### Your task
Would you transcribe the listing that follows, character for character, and omit its images?

━━ Input data

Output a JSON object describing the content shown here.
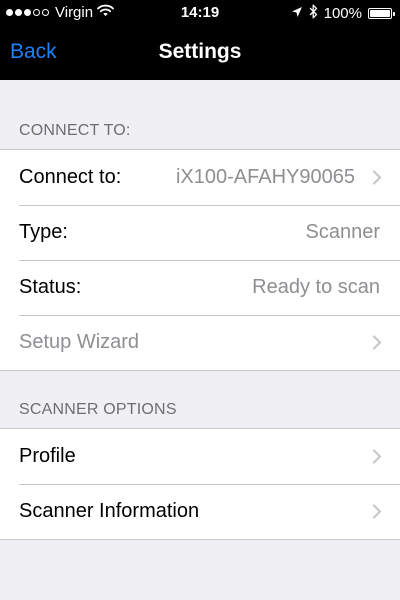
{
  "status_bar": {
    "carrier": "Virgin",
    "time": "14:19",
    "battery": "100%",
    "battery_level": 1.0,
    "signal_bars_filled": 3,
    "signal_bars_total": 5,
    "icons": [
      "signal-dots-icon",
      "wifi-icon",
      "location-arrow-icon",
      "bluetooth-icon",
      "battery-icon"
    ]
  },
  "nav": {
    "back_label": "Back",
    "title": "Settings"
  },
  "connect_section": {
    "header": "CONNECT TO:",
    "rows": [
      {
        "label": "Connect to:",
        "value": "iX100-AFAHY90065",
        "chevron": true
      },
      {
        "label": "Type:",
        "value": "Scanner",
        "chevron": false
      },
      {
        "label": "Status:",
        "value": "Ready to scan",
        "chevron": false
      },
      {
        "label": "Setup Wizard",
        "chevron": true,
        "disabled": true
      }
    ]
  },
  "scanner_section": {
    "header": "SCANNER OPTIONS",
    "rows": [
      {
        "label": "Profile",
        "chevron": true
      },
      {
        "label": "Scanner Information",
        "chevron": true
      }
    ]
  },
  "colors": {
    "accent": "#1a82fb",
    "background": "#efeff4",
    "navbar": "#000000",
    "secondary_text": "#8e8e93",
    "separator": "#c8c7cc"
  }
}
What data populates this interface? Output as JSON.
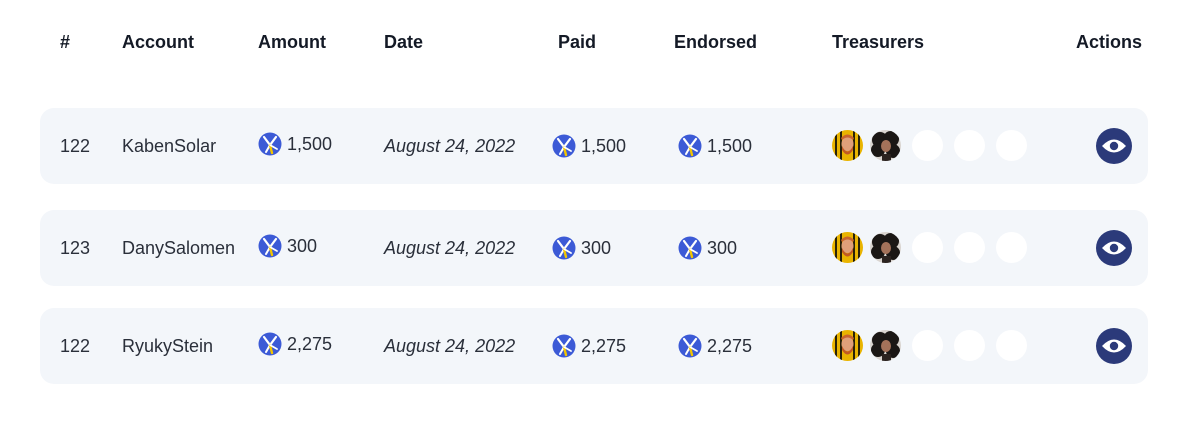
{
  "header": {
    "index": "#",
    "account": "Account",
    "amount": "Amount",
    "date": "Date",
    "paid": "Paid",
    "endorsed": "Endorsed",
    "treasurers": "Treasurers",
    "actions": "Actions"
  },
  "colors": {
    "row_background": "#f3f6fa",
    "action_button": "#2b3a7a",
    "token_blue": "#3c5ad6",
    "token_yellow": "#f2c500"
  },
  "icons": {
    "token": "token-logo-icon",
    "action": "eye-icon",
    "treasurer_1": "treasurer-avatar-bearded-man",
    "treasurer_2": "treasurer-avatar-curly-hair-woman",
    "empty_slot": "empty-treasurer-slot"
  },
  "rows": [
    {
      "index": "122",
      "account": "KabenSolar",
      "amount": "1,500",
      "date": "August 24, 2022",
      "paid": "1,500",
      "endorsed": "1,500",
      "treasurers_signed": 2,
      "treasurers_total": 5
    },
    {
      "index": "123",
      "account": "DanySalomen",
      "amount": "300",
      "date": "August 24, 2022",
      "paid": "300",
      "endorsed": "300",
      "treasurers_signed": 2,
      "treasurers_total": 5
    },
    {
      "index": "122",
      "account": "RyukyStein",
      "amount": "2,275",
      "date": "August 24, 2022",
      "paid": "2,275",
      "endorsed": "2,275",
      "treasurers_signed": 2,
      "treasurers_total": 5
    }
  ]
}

━━━━

### Answer to this exercise
Output a JSON object describing the content shown here.
{
  "status_bar": {
    "carrier": "Virgin",
    "time": "14:19",
    "battery": "100%",
    "battery_level": 1.0,
    "signal_bars_filled": 3,
    "signal_bars_total": 5,
    "icons": [
      "signal-dots-icon",
      "wifi-icon",
      "location-arrow-icon",
      "bluetooth-icon",
      "battery-icon"
    ]
  },
  "nav": {
    "back_label": "Back",
    "title": "Settings"
  },
  "connect_section": {
    "header": "CONNECT TO:",
    "rows": [
      {
        "label": "Connect to:",
        "value": "iX100-AFAHY90065",
        "chevron": true
      },
      {
        "label": "Type:",
        "value": "Scanner",
        "chevron": false
      },
      {
        "label": "Status:",
        "value": "Ready to scan",
        "chevron": false
      },
      {
        "label": "Setup Wizard",
        "chevron": true,
        "disabled": true
      }
    ]
  },
  "scanner_section": {
    "header": "SCANNER OPTIONS",
    "rows": [
      {
        "label": "Profile",
        "chevron": true
      },
      {
        "label": "Scanner Information",
        "chevron": true
      }
    ]
  },
  "colors": {
    "accent": "#1a82fb",
    "background": "#efeff4",
    "navbar": "#000000",
    "secondary_text": "#8e8e93",
    "separator": "#c8c7cc"
  }
}
What data populates this interface? Output as JSON.
{
  "header": {
    "index": "#",
    "account": "Account",
    "amount": "Amount",
    "date": "Date",
    "paid": "Paid",
    "endorsed": "Endorsed",
    "treasurers": "Treasurers",
    "actions": "Actions"
  },
  "colors": {
    "row_background": "#f3f6fa",
    "action_button": "#2b3a7a",
    "token_blue": "#3c5ad6",
    "token_yellow": "#f2c500"
  },
  "icons": {
    "token": "token-logo-icon",
    "action": "eye-icon",
    "treasurer_1": "treasurer-avatar-bearded-man",
    "treasurer_2": "treasurer-avatar-curly-hair-woman",
    "empty_slot": "empty-treasurer-slot"
  },
  "rows": [
    {
      "index": "122",
      "account": "KabenSolar",
      "amount": "1,500",
      "date": "August 24, 2022",
      "paid": "1,500",
      "endorsed": "1,500",
      "treasurers_signed": 2,
      "treasurers_total": 5
    },
    {
      "index": "123",
      "account": "DanySalomen",
      "amount": "300",
      "date": "August 24, 2022",
      "paid": "300",
      "endorsed": "300",
      "treasurers_signed": 2,
      "treasurers_total": 5
    },
    {
      "index": "122",
      "account": "RyukyStein",
      "amount": "2,275",
      "date": "August 24, 2022",
      "paid": "2,275",
      "endorsed": "2,275",
      "treasurers_signed": 2,
      "treasurers_total": 5
    }
  ]
}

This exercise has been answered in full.